Task: Go through each line of the records below and count those with the word "JSON". Give only the count.

* Start Available data *

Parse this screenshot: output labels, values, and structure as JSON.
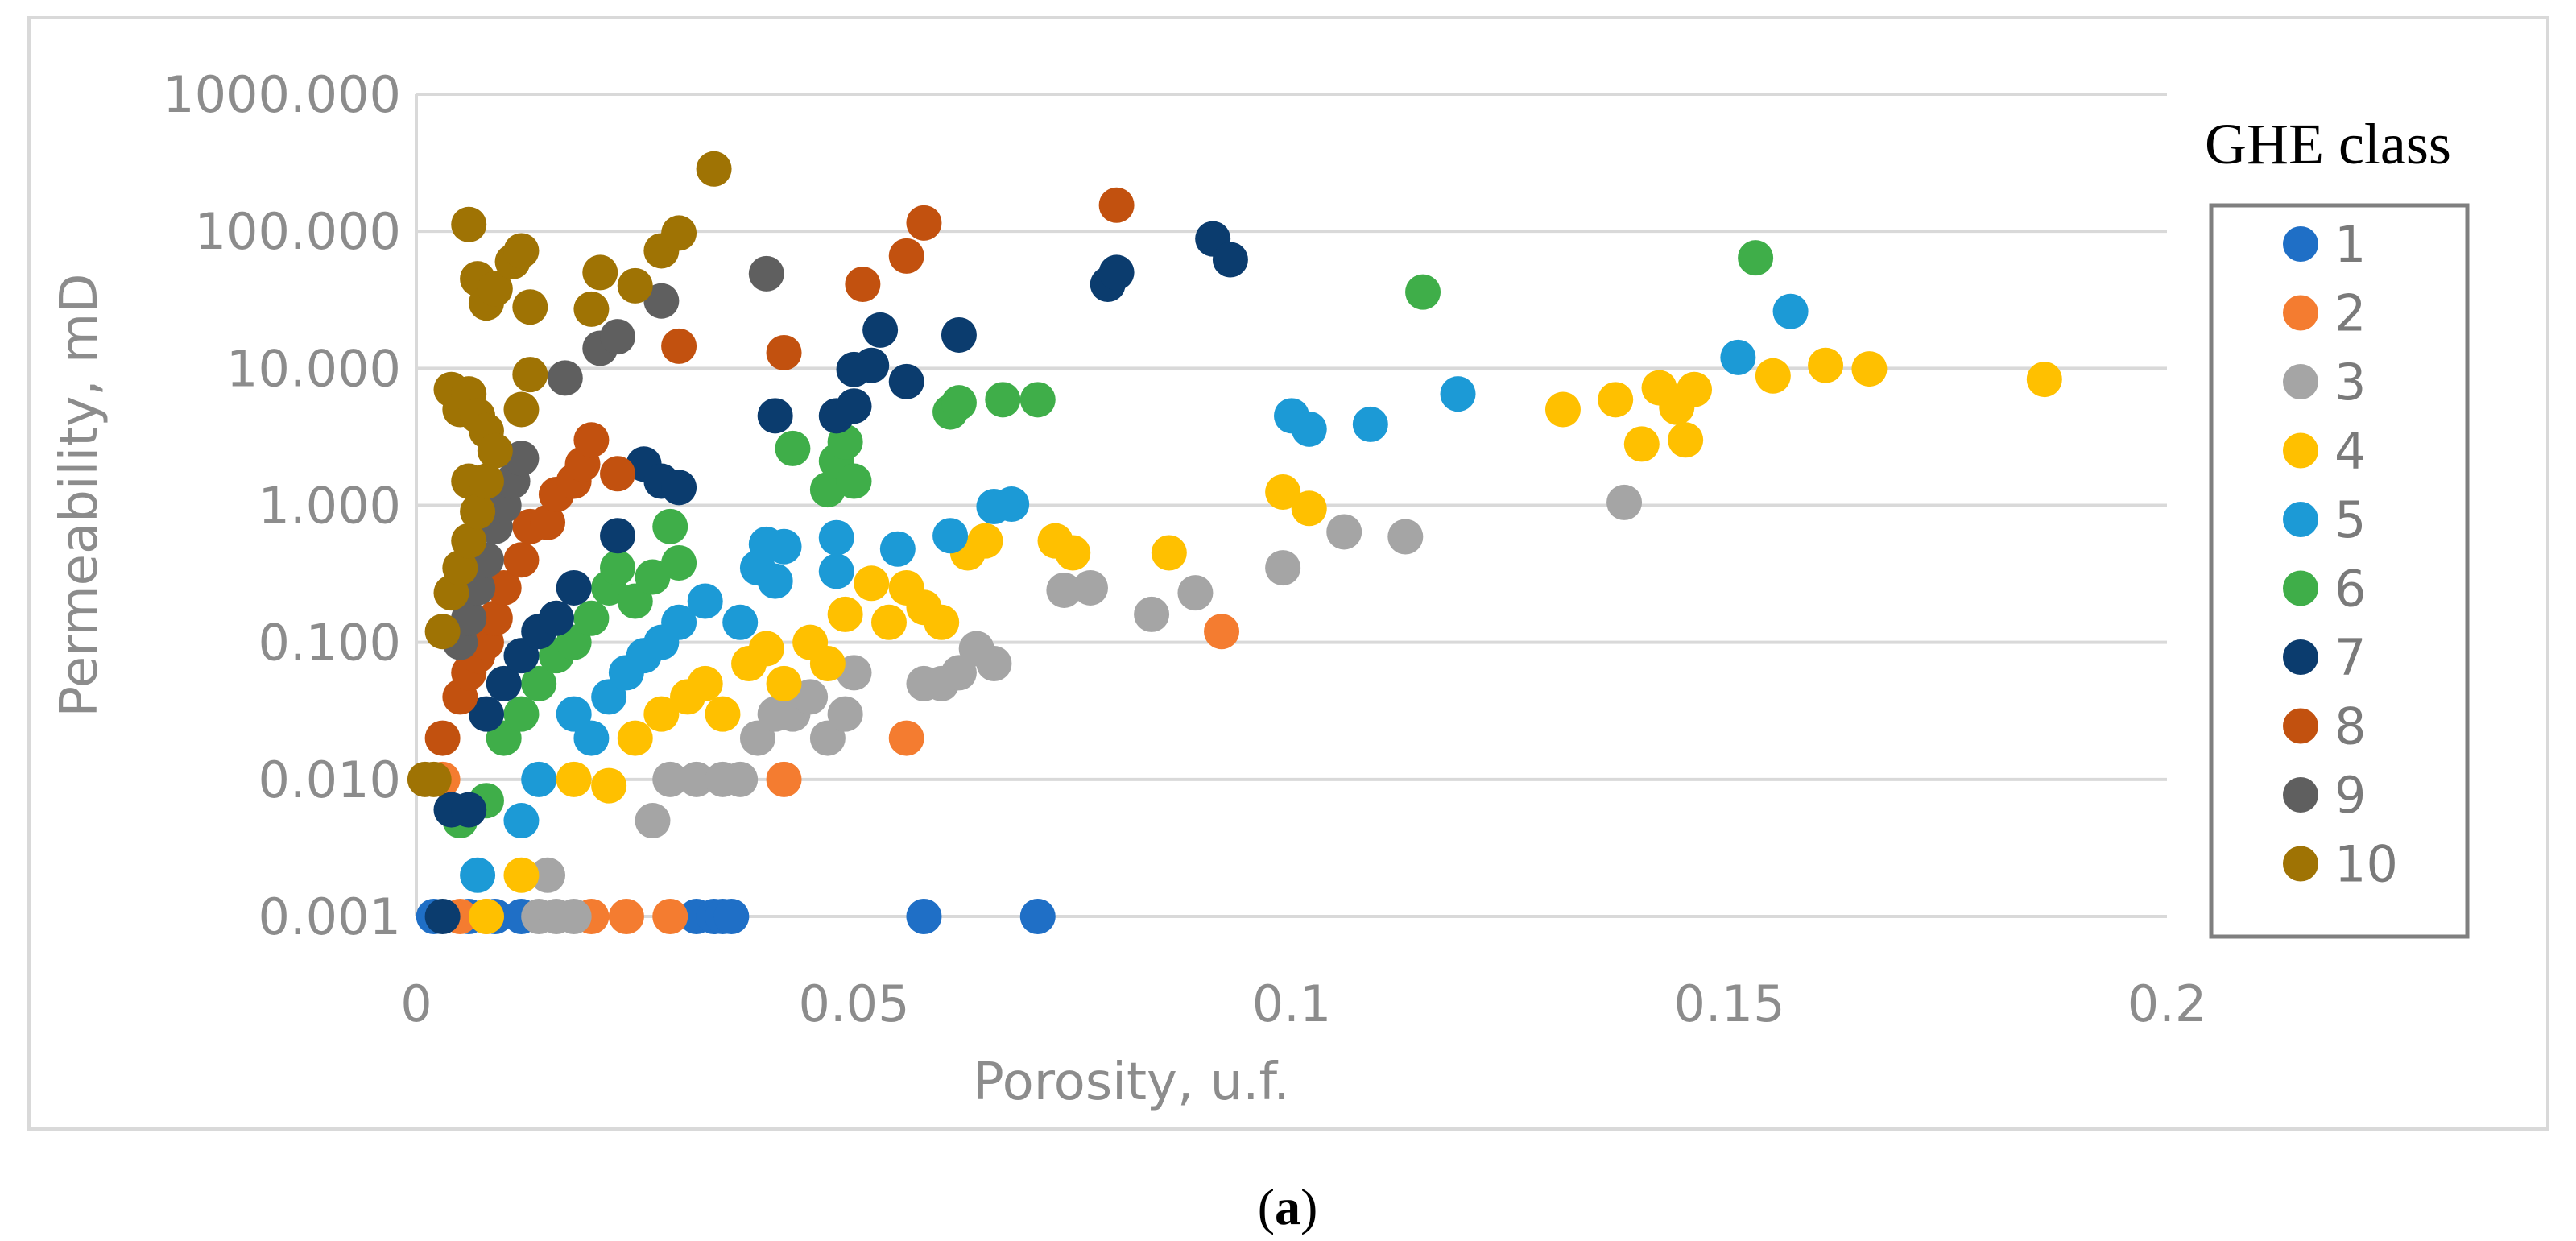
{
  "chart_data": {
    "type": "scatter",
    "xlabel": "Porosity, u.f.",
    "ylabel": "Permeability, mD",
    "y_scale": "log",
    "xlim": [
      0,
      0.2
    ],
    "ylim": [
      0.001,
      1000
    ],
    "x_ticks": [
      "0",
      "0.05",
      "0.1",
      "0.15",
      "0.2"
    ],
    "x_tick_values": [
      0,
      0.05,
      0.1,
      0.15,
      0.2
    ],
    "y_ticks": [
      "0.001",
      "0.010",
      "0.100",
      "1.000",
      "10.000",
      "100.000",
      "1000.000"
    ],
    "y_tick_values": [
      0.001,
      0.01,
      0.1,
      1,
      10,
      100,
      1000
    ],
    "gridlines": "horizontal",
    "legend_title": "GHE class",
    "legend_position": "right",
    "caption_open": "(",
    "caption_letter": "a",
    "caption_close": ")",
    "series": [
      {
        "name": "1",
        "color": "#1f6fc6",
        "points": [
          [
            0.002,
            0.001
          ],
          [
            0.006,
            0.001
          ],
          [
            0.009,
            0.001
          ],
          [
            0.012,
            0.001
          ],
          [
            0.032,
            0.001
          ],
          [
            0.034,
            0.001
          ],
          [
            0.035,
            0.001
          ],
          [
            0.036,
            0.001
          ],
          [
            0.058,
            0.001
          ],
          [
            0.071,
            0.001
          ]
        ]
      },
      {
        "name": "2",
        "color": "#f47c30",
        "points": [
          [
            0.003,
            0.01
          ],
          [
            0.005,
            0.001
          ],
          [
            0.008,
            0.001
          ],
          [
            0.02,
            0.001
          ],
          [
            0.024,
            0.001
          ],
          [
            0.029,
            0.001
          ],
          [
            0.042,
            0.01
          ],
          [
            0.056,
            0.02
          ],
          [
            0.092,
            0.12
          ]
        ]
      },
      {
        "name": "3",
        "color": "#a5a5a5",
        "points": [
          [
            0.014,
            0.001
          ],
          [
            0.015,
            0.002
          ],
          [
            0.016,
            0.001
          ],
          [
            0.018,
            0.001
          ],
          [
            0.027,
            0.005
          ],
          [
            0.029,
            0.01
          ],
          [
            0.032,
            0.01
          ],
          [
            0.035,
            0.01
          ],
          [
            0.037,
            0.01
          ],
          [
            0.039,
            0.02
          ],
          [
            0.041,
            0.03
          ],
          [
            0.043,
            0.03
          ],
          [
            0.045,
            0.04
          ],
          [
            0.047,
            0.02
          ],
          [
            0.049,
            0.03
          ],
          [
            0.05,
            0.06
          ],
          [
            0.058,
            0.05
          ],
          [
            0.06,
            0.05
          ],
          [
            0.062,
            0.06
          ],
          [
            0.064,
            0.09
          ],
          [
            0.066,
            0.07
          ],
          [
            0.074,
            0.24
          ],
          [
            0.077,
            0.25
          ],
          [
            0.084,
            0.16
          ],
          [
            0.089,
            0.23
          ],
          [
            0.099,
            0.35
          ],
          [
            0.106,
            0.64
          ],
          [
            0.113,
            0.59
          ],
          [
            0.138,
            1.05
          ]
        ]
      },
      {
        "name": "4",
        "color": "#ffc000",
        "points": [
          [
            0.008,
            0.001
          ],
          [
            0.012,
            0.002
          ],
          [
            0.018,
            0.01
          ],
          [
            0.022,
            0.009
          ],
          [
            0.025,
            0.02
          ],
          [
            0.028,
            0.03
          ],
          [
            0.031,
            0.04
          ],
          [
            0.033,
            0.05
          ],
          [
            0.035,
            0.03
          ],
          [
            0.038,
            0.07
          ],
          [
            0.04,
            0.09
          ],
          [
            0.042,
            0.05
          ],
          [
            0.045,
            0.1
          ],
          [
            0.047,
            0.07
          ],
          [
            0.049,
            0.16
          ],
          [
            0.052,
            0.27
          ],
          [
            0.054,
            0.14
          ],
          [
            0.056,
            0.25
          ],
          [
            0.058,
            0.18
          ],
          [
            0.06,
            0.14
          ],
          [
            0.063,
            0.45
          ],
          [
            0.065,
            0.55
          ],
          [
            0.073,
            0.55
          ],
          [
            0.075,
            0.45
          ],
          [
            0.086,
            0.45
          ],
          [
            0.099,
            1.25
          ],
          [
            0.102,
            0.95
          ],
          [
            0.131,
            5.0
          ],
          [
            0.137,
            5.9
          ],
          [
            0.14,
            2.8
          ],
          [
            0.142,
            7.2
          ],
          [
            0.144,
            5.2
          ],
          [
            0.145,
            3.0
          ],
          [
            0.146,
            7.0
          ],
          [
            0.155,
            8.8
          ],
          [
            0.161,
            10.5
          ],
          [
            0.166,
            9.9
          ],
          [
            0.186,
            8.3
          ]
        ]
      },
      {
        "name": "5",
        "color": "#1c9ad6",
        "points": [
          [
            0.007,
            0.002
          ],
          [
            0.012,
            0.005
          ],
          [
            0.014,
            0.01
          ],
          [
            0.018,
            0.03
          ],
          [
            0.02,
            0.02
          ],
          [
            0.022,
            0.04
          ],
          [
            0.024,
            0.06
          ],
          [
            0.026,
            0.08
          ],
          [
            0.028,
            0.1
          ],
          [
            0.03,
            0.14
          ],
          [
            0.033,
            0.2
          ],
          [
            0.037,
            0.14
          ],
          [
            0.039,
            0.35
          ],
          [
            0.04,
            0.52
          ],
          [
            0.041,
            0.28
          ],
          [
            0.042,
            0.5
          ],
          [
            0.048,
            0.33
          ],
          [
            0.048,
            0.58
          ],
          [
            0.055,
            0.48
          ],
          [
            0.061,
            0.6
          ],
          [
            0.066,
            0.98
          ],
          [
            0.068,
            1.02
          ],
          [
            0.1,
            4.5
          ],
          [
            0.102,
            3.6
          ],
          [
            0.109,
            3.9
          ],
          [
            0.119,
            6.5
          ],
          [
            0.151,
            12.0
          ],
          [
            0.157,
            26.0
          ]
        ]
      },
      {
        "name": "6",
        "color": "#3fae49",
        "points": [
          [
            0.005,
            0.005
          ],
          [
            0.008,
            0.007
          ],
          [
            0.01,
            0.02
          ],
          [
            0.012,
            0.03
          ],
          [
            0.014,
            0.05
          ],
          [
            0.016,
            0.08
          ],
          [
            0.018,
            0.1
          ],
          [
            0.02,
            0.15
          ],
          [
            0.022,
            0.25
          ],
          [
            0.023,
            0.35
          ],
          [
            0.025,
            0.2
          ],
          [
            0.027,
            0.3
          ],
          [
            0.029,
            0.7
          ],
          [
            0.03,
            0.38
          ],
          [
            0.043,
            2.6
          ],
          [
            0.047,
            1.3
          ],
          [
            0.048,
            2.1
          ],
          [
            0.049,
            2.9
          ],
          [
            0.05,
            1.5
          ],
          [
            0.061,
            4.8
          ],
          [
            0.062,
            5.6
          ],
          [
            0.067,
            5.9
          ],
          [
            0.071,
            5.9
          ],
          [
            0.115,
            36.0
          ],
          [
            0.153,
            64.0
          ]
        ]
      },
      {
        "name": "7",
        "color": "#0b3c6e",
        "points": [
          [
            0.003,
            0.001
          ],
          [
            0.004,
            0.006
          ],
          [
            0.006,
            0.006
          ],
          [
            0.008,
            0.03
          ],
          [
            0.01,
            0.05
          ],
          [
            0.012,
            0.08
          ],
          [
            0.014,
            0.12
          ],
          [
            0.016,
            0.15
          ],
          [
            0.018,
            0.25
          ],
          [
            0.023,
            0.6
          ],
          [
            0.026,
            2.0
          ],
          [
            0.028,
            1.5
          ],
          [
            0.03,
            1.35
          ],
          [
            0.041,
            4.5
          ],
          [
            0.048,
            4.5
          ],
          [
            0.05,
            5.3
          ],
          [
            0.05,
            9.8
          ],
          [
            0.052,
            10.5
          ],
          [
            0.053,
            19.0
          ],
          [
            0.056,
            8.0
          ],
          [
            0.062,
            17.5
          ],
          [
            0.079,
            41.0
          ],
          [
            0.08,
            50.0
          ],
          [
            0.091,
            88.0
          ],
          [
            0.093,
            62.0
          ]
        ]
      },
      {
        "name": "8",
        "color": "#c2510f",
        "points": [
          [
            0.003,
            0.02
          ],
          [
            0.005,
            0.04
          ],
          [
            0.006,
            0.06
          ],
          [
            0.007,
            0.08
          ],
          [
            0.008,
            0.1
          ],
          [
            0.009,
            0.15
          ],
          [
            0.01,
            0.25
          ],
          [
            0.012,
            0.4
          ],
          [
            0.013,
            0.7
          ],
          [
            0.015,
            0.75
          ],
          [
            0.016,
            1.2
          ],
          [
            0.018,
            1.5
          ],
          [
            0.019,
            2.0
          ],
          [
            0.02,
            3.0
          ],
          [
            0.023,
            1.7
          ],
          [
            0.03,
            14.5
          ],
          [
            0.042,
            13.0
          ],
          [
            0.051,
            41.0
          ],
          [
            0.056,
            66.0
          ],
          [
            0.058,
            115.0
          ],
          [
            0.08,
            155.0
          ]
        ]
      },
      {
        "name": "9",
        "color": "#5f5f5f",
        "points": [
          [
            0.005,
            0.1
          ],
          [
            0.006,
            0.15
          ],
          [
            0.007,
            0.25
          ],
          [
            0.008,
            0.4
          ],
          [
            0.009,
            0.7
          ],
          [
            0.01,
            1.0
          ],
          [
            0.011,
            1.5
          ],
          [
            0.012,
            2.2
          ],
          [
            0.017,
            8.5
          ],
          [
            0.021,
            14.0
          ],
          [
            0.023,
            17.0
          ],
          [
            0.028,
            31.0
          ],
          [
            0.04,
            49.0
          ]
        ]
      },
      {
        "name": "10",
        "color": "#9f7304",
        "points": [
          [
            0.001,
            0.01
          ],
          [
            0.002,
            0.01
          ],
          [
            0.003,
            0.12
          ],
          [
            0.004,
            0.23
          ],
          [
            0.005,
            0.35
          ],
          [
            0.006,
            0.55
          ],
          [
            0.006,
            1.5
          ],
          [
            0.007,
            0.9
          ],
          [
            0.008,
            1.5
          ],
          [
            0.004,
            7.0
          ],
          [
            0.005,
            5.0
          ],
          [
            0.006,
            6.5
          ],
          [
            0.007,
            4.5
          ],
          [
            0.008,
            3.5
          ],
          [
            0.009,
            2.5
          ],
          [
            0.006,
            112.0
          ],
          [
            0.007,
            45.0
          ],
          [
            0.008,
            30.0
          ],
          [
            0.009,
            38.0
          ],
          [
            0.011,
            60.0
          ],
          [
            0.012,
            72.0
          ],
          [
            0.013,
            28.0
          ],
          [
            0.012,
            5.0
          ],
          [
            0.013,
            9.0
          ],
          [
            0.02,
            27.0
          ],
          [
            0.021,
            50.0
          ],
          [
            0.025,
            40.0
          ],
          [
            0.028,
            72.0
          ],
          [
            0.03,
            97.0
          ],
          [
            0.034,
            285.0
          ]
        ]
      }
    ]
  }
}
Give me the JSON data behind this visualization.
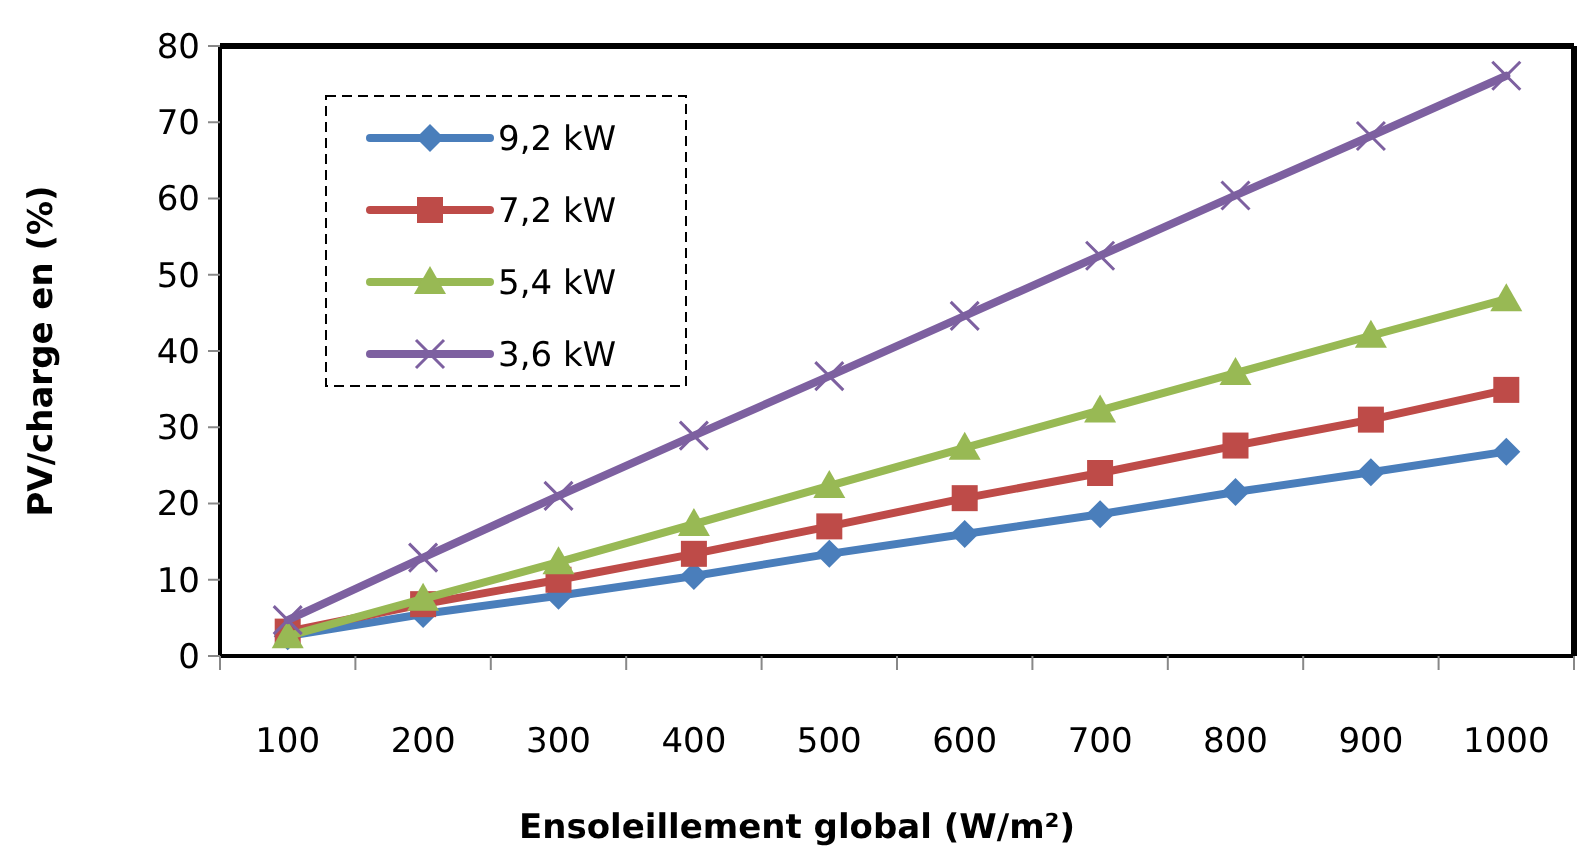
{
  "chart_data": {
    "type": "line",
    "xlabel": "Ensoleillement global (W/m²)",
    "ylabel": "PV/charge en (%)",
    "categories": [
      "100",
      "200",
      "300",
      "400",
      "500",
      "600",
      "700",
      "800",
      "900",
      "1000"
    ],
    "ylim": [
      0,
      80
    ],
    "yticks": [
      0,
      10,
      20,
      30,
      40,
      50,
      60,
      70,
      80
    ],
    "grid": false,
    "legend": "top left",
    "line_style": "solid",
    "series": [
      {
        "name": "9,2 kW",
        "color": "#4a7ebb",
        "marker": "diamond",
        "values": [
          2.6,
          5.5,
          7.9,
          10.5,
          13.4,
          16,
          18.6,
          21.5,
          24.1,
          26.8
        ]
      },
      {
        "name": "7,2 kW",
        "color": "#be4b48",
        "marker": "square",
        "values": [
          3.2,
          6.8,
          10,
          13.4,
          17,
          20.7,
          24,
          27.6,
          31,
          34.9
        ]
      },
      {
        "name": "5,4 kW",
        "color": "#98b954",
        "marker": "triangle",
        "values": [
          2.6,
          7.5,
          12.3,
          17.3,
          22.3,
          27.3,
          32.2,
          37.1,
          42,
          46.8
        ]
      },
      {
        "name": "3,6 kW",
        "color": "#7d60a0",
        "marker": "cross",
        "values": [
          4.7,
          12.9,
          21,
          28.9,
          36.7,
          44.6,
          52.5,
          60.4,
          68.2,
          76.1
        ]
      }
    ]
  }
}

* End Available data *

Output: 2